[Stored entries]
******************************

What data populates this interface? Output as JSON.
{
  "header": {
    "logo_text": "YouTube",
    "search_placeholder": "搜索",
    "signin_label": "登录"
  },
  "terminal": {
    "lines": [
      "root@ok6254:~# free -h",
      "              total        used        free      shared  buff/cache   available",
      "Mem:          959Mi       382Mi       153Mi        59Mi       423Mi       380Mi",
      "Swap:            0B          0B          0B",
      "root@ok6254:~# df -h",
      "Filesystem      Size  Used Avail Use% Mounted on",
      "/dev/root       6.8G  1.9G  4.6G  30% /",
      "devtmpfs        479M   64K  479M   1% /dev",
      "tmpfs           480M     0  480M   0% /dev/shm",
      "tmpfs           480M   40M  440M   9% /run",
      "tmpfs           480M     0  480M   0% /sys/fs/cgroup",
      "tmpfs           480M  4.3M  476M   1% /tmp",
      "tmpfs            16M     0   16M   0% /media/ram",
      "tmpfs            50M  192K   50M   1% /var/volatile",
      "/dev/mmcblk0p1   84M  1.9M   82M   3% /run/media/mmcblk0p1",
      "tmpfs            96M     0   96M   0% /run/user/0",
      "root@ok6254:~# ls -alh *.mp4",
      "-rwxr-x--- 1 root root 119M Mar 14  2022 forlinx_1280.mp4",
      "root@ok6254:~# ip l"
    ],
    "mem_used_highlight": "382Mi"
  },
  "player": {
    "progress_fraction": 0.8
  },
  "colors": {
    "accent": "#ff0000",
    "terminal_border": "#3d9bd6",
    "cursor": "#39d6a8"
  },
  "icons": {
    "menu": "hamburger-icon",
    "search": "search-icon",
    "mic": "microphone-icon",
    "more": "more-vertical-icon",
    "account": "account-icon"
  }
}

******************************

== Exercise details ==
Would you reproduce all the entries exactly?

== Result below ==
What data populates this interface? Output as JSON.
{
  "header": {
    "logo_text": "YouTube",
    "search_placeholder": "搜索",
    "signin_label": "登录"
  },
  "terminal": {
    "lines": [
      "root@ok6254:~# free -h",
      "              total        used        free      shared  buff/cache   available",
      "Mem:          959Mi       382Mi       153Mi        59Mi       423Mi       380Mi",
      "Swap:            0B          0B          0B",
      "root@ok6254:~# df -h",
      "Filesystem      Size  Used Avail Use% Mounted on",
      "/dev/root       6.8G  1.9G  4.6G  30% /",
      "devtmpfs        479M   64K  479M   1% /dev",
      "tmpfs           480M     0  480M   0% /dev/shm",
      "tmpfs           480M   40M  440M   9% /run",
      "tmpfs           480M     0  480M   0% /sys/fs/cgroup",
      "tmpfs           480M  4.3M  476M   1% /tmp",
      "tmpfs            16M     0   16M   0% /media/ram",
      "tmpfs            50M  192K   50M   1% /var/volatile",
      "/dev/mmcblk0p1   84M  1.9M   82M   3% /run/media/mmcblk0p1",
      "tmpfs            96M     0   96M   0% /run/user/0",
      "root@ok6254:~# ls -alh *.mp4",
      "-rwxr-x--- 1 root root 119M Mar 14  2022 forlinx_1280.mp4",
      "root@ok6254:~# ip l"
    ],
    "mem_used_highlight": "382Mi"
  },
  "player": {
    "progress_fraction": 0.8
  },
  "colors": {
    "accent": "#ff0000",
    "terminal_border": "#3d9bd6",
    "cursor": "#39d6a8"
  },
  "icons": {
    "menu": "hamburger-icon",
    "search": "search-icon",
    "mic": "microphone-icon",
    "more": "more-vertical-icon",
    "account": "account-icon"
  }
}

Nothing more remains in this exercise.